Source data
[Begin]

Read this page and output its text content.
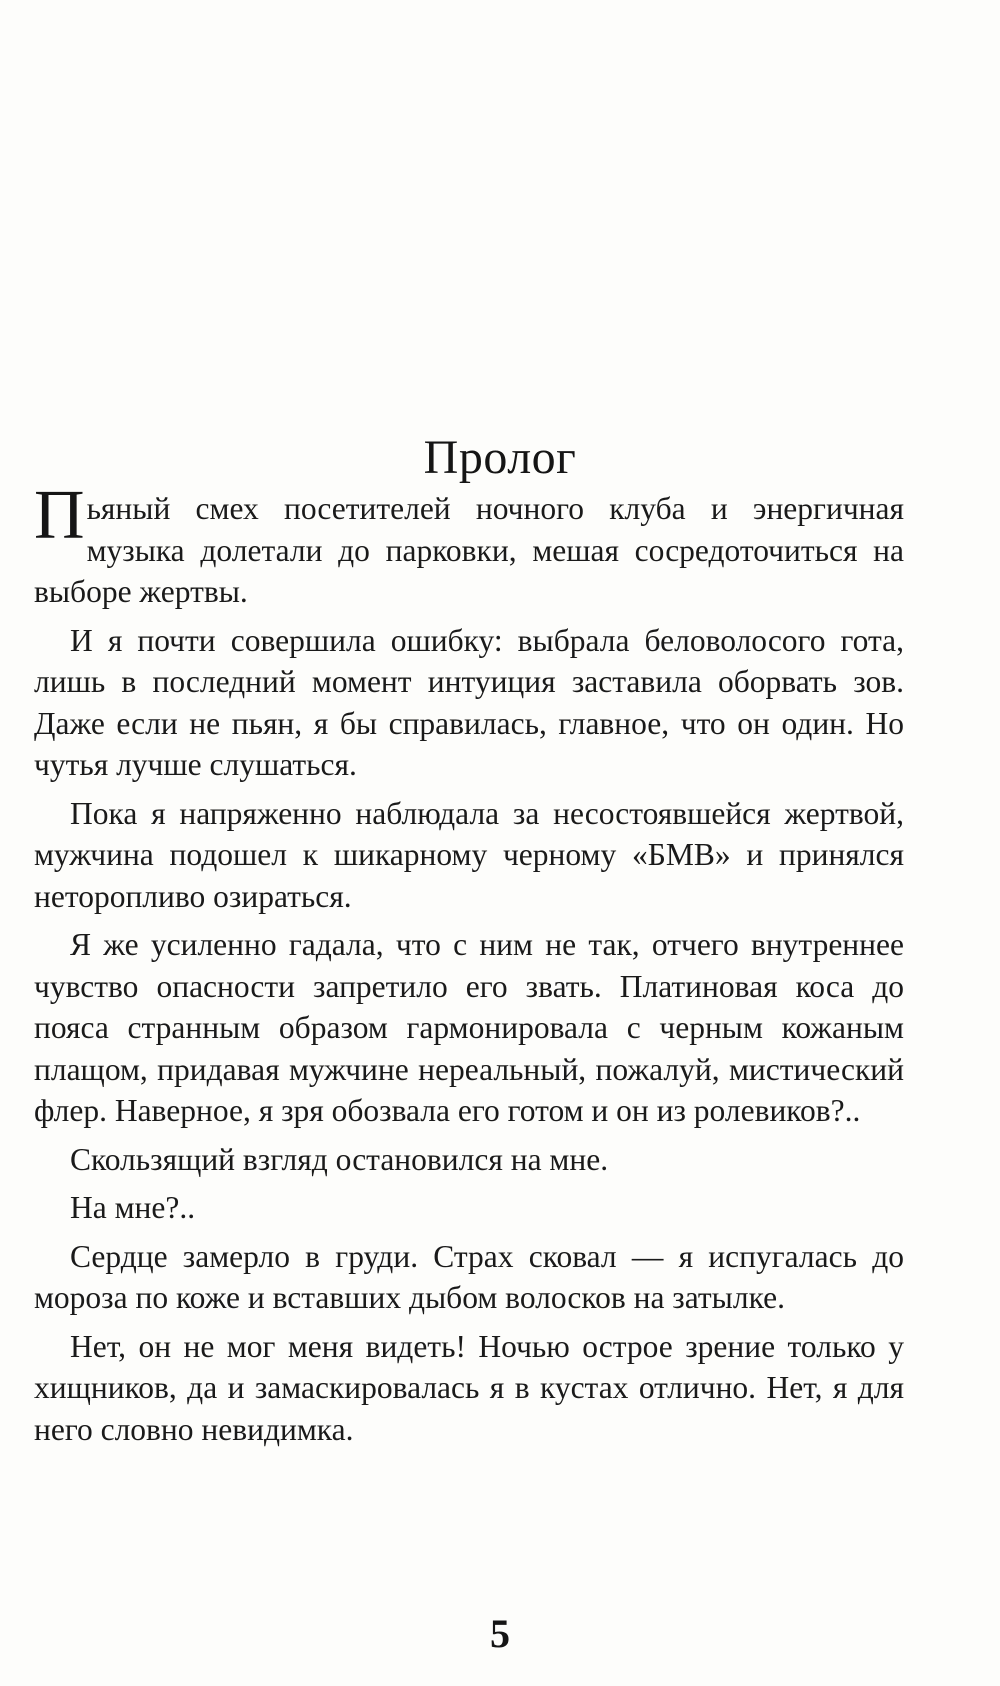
Пролог

Пьяный смех посетителей ночного клуба и энергичная музыка долетали до парковки, мешая сосредоточиться на выборе жертвы.

И я почти совершила ошибку: выбрала беловолосого гота, лишь в последний момент интуиция заставила оборвать зов. Даже если не пьян, я бы справилась, главное, что он один. Но чутья лучше слушаться.

Пока я напряженно наблюдала за несостоявшейся жертвой, мужчина подошел к шикарному черному «БМВ» и принялся неторопливо озираться.

Я же усиленно гадала, что с ним не так, отчего внутреннее чувство опасности запретило его звать. Платиновая коса до пояса странным образом гармонировала с черным кожаным плащом, придавая мужчине нереальный, пожалуй, мистический флер. Наверное, я зря обозвала его готом и он из ролевиков?..

Скользящий взгляд остановился на мне.

На мне?..

Сердце замерло в груди. Страх сковал — я испугалась до мороза по коже и вставших дыбом волосков на затылке.

Нет, он не мог меня видеть! Ночью острое зрение только у хищников, да и замаскировалась я в кустах отлично. Нет, я для него словно невидимка.

5
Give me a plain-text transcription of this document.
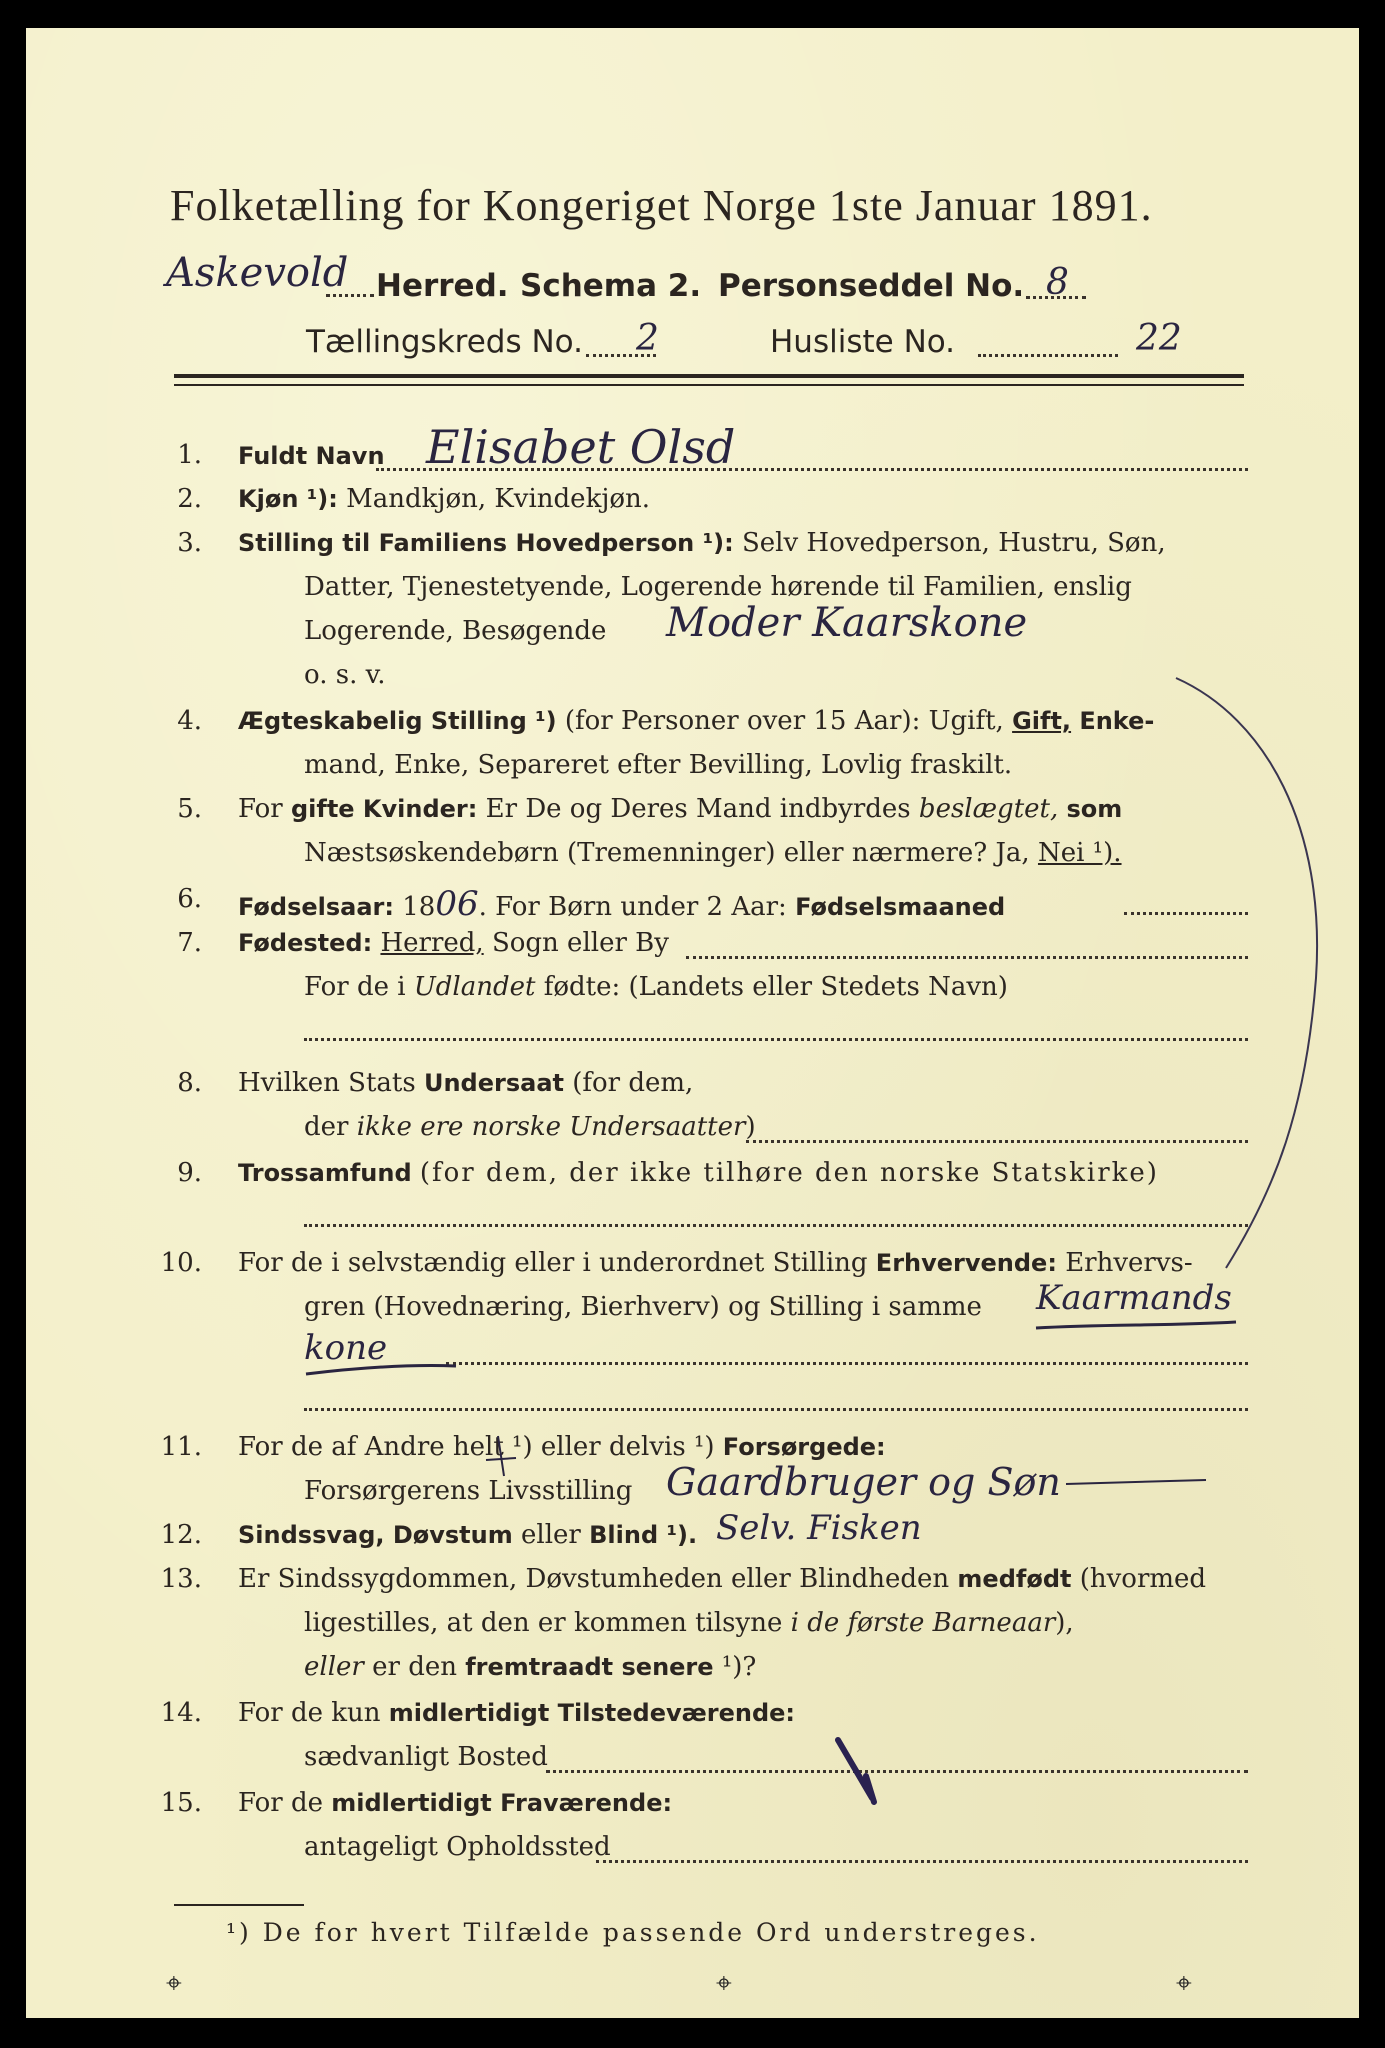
Folketælling for Kongeriget Norge 1ste Januar 1891.
Askevold Herred. Schema 2. Personseddel No. 8
Tællingskreds No. 2	Husliste No.	22
1. Fuldt Navn Elisabet Olsd
2. Kjøn ¹): Mandkjøn, Kvindekjøn.
3. Stilling til Familiens Hovedperson ¹): Selv Hovedperson, Hustru, Søn,
Datter, Tjenestetyende, Logerende hørende til Familien, enslig
Logerende, Besøgende Moder Kaarskone
o. s. v.
4. Ægteskabelig Stilling ¹) (for Personer over 15 Aar): Ugift, Gift, Enke-
mand, Enke, Separeret efter Bevilling, Lovlig fraskilt.
5. For gifte Kvinder: Er De og Deres Mand indbyrdes beslægtet, som
Næstsøskendebørn (Tremenninger) eller nærmere? Ja, Nei ¹).
6. Fødselsaar: 1806. For Børn under 2 Aar: Fødselsmaaned
7. Fødested: Herred, Sogn eller By
For de i Udlandet fødte: (Landets eller Stedets Navn)
8. Hvilken Stats Undersaat (for dem,
der ikke ere norske Undersaatter)
9. Trossamfund (for dem, der ikke tilhøre den norske Statskirke)
10. For de i selvstændig eller i underordnet Stilling Erhvervende: Erhvervs-
gren (Hovednæring, Bierhverv) og Stilling i samme Kaarmands
kone
11. For de af Andre helt ¹) eller delvis ¹) Forsørgede:
Forsørgerens Livsstilling Gaardbruger og Søn
12. Sindssvag, Døvstum eller Blind ¹). Selv. Fisken
13. Er Sindssygdommen, Døvstumheden eller Blindheden medfødt (hvormed
ligestilles, at den er kommen tilsyne i de første Barneaar),
eller er den fremtraadt senere ¹)?
14. For de kun midlertidigt Tilstedeværende:
sædvanligt Bosted
15. For de midlertidigt Fraværende:
antageligt Opholdssted
¹) De for hvert Tilfælde passende Ord understreges.
⌖	⌖	⌖
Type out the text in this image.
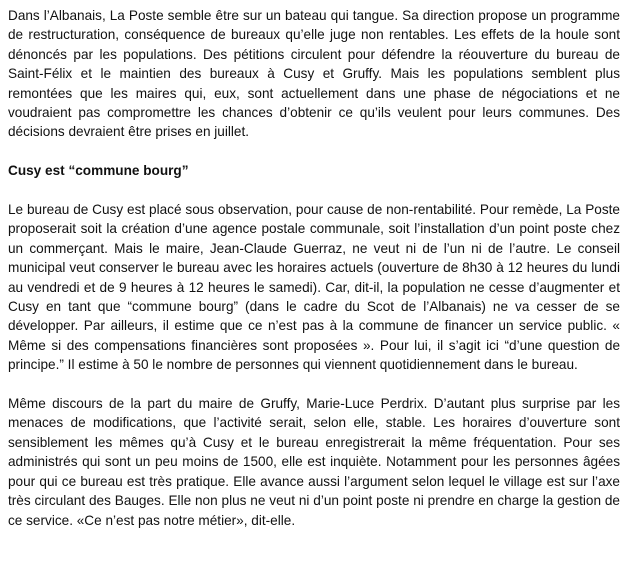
Dans l’Albanais, La Poste semble être sur un bateau qui tangue. Sa direction propose un programme de restructuration, conséquence de bureaux qu’elle juge non rentables. Les effets de la houle sont dénoncés par les populations. Des pétitions circulent pour défendre la réouverture du bureau de Saint-Félix et le maintien des bureaux à Cusy et Gruffy. Mais les populations semblent plus remontées que les maires qui, eux, sont actuellement dans une phase de négociations et ne voudraient pas compromettre les chances d’obtenir ce qu’ils veulent pour leurs communes. Des décisions devraient être prises en juillet.

Cusy est “commune bourg”

Le bureau de Cusy est placé sous observation, pour cause de non-rentabilité. Pour remède, La Poste proposerait soit la création d’une agence postale communale, soit l’installation d’un point poste chez un commerçant. Mais le maire, Jean-Claude Guerraz, ne veut ni de l’un ni de l’autre. Le conseil municipal veut conserver le bureau avec les horaires actuels (ouverture de 8h30 à 12 heures du lundi au vendredi et de 9 heures à 12 heures le samedi). Car, dit-il, la population ne cesse d’augmenter et Cusy en tant que “commune bourg” (dans le cadre du Scot de l’Albanais) ne va cesser de se développer. Par ailleurs, il estime que ce n’est pas à la commune de financer un service public. « Même si des compensations financières sont proposées ». Pour lui, il s’agit ici “d’une question de principe.” Il estime à 50 le nombre de personnes qui viennent quotidiennement dans le bureau.

Même discours de la part du maire de Gruffy, Marie-Luce Perdrix. D’autant plus surprise par les menaces de modifications, que l’activité serait, selon elle, stable. Les horaires d’ouverture sont sensiblement les mêmes qu’à Cusy et le bureau enregistrerait la même fréquentation. Pour ses administrés qui sont un peu moins de 1500, elle est inquiète. Notamment pour les personnes âgées pour qui ce bureau est très pratique. Elle avance aussi l’argument selon lequel le village est sur l’axe très circulant des Bauges. Elle non plus ne veut ni d’un point poste ni prendre en charge la gestion de ce service. «Ce n’est pas notre métier», dit-elle.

[End]

Work to do — Pictures are to be left out; all else in the entries above is to be quoted exactly.

Written answer —
Read this page and output its text content.
Пролог

Пьяный смех посетителей ночного клуба и энергичная музыка долетали до парковки, мешая сосредоточиться на выборе жертвы.

И я почти совершила ошибку: выбрала беловолосого гота, лишь в последний момент интуиция заставила оборвать зов. Даже если не пьян, я бы справилась, главное, что он один. Но чутья лучше слушаться.

Пока я напряженно наблюдала за несостоявшейся жертвой, мужчина подошел к шикарному черному «БМВ» и принялся неторопливо озираться.

Я же усиленно гадала, что с ним не так, отчего внутреннее чувство опасности запретило его звать. Платиновая коса до пояса странным образом гармонировала с черным кожаным плащом, придавая мужчине нереальный, пожалуй, мистический флер. Наверное, я зря обозвала его готом и он из ролевиков?..

Скользящий взгляд остановился на мне.

На мне?..

Сердце замерло в груди. Страх сковал — я испугалась до мороза по коже и вставших дыбом волосков на затылке.

Нет, он не мог меня видеть! Ночью острое зрение только у хищников, да и замаскировалась я в кустах отлично. Нет, я для него словно невидимка.

5
Give me a plain-text transcription of this document.
Folketælling for Kongeriget Norge 1ste Januar 1891.
Askevold Herred. Schema 2. Personseddel No. 8
Tællingskreds No. 2	Husliste No.	22
1. Fuldt Navn Elisabet Olsd
2. Kjøn ¹): Mandkjøn, Kvindekjøn.
3. Stilling til Familiens Hovedperson ¹): Selv Hovedperson, Hustru, Søn,
Datter, Tjenestetyende, Logerende hørende til Familien, enslig
Logerende, Besøgende Moder Kaarskone
o. s. v.
4. Ægteskabelig Stilling ¹) (for Personer over 15 Aar): Ugift, Gift, Enke-
mand, Enke, Separeret efter Bevilling, Lovlig fraskilt.
5. For gifte Kvinder: Er De og Deres Mand indbyrdes beslægtet, som
Næstsøskendebørn (Tremenninger) eller nærmere? Ja, Nei ¹).
6. Fødselsaar: 1806. For Børn under 2 Aar: Fødselsmaaned
7. Fødested: Herred, Sogn eller By
For de i Udlandet fødte: (Landets eller Stedets Navn)
8. Hvilken Stats Undersaat (for dem,
der ikke ere norske Undersaatter)
9. Trossamfund (for dem, der ikke tilhøre den norske Statskirke)
10. For de i selvstændig eller i underordnet Stilling Erhvervende: Erhvervs-
gren (Hovednæring, Bierhverv) og Stilling i samme Kaarmands
kone
11. For de af Andre helt ¹) eller delvis ¹) Forsørgede:
Forsørgerens Livsstilling Gaardbruger og Søn
12. Sindssvag, Døvstum eller Blind ¹). Selv. Fisken
13. Er Sindssygdommen, Døvstumheden eller Blindheden medfødt (hvormed
ligestilles, at den er kommen tilsyne i de første Barneaar),
eller er den fremtraadt senere ¹)?
14. For de kun midlertidigt Tilstedeværende:
sædvanligt Bosted
15. For de midlertidigt Fraværende:
antageligt Opholdssted
¹) De for hvert Tilfælde passende Ord understreges.
⌖	⌖	⌖
Type out the text in this image.
Dans l’Albanais, La Poste semble être sur un bateau qui tangue. Sa direction propose un programme de restructuration, conséquence de bureaux qu’elle juge non rentables. Les effets de la houle sont dénoncés par les populations. Des pétitions circulent pour défendre la réouverture du bureau de Saint-Félix et le maintien des bureaux à Cusy et Gruffy. Mais les populations semblent plus remontées que les maires qui, eux, sont actuellement dans une phase de négociations et ne voudraient pas compromettre les chances d’obtenir ce qu’ils veulent pour leurs communes. Des décisions devraient être prises en juillet.

Cusy est “commune bourg”

Le bureau de Cusy est placé sous observation, pour cause de non-rentabilité. Pour remède, La Poste proposerait soit la création d’une agence postale communale, soit l’installation d’un point poste chez un commerçant. Mais le maire, Jean-Claude Guerraz, ne veut ni de l’un ni de l’autre. Le conseil municipal veut conserver le bureau avec les horaires actuels (ouverture de 8h30 à 12 heures du lundi au vendredi et de 9 heures à 12 heures le samedi). Car, dit-il, la population ne cesse d’augmenter et Cusy en tant que “commune bourg” (dans le cadre du Scot de l’Albanais) ne va cesser de se développer. Par ailleurs, il estime que ce n’est pas à la commune de financer un service public. « Même si des compensations financières sont proposées ». Pour lui, il s’agit ici “d’une question de principe.” Il estime à 50 le nombre de personnes qui viennent quotidiennement dans le bureau.

Même discours de la part du maire de Gruffy, Marie-Luce Perdrix. D’autant plus surprise par les menaces de modifications, que l’activité serait, selon elle, stable. Les horaires d’ouverture sont sensiblement les mêmes qu’à Cusy et le bureau enregistrerait la même fréquentation. Pour ses administrés qui sont un peu moins de 1500, elle est inquiète. Notamment pour les personnes âgées pour qui ce bureau est très pratique. Elle avance aussi l’argument selon lequel le village est sur l’axe très circulant des Bauges. Elle non plus ne veut ni d’un point poste ni prendre en charge la gestion de ce service. «Ce n’est pas notre métier», dit-elle.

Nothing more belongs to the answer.